(Dataset items)
######

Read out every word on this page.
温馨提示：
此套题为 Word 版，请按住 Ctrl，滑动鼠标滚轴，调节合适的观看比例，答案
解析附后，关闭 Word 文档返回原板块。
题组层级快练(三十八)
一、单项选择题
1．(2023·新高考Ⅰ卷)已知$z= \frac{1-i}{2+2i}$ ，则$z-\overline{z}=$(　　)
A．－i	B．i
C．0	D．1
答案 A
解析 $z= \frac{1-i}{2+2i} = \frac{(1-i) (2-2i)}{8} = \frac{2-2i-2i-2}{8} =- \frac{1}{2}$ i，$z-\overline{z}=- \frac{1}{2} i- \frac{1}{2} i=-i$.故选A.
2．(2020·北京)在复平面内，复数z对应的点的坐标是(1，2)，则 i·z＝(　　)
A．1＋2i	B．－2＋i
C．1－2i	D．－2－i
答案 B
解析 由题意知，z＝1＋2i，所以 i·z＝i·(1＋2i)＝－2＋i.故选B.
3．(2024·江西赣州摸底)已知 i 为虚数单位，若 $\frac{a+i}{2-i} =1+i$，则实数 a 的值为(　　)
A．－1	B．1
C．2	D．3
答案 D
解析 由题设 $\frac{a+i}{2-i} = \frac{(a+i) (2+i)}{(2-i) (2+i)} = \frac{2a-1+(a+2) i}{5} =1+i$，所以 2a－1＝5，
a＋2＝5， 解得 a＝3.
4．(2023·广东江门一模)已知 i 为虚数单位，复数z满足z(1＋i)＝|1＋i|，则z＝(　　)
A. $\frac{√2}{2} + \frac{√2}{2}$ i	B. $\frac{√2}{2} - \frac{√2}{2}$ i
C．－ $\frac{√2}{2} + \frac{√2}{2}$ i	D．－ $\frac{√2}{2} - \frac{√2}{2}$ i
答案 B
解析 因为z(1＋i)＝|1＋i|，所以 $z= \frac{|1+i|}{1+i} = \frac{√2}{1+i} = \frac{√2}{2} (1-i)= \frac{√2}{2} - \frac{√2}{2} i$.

######

[Exercise details] Copy every record above exactly as it appears.

[The output]
Read out every word on this page.
温馨提示：
此套题为 Word 版，请按住 Ctrl，滑动鼠标滚轴，调节合适的观看比例，答案
解析附后，关闭 Word 文档返回原板块。
题组层级快练(三十八)
一、单项选择题
1．(2023·新高考Ⅰ卷)已知$z= \frac{1-i}{2+2i}$ ，则$z-\overline{z}=$(　　)
A．－i	B．i
C．0	D．1
答案 A
解析 $z= \frac{1-i}{2+2i} = \frac{(1-i) (2-2i)}{8} = \frac{2-2i-2i-2}{8} =- \frac{1}{2}$ i，$z-\overline{z}=- \frac{1}{2} i- \frac{1}{2} i=-i$.故选A.
2．(2020·北京)在复平面内，复数z对应的点的坐标是(1，2)，则 i·z＝(　　)
A．1＋2i	B．－2＋i
C．1－2i	D．－2－i
答案 B
解析 由题意知，z＝1＋2i，所以 i·z＝i·(1＋2i)＝－2＋i.故选B.
3．(2024·江西赣州摸底)已知 i 为虚数单位，若 $\frac{a+i}{2-i} =1+i$，则实数 a 的值为(　　)
A．－1	B．1
C．2	D．3
答案 D
解析 由题设 $\frac{a+i}{2-i} = \frac{(a+i) (2+i)}{(2-i) (2+i)} = \frac{2a-1+(a+2) i}{5} =1+i$，所以 2a－1＝5，
a＋2＝5， 解得 a＝3.
4．(2023·广东江门一模)已知 i 为虚数单位，复数z满足z(1＋i)＝|1＋i|，则z＝(　　)
A. $\frac{√2}{2} + \frac{√2}{2}$ i	B. $\frac{√2}{2} - \frac{√2}{2}$ i
C．－ $\frac{√2}{2} + \frac{√2}{2}$ i	D．－ $\frac{√2}{2} - \frac{√2}{2}$ i
答案 B
解析 因为z(1＋i)＝|1＋i|，所以 $z= \frac{|1+i|}{1+i} = \frac{√2}{1+i} = \frac{√2}{2} (1-i)= \frac{√2}{2} - \frac{√2}{2} i$.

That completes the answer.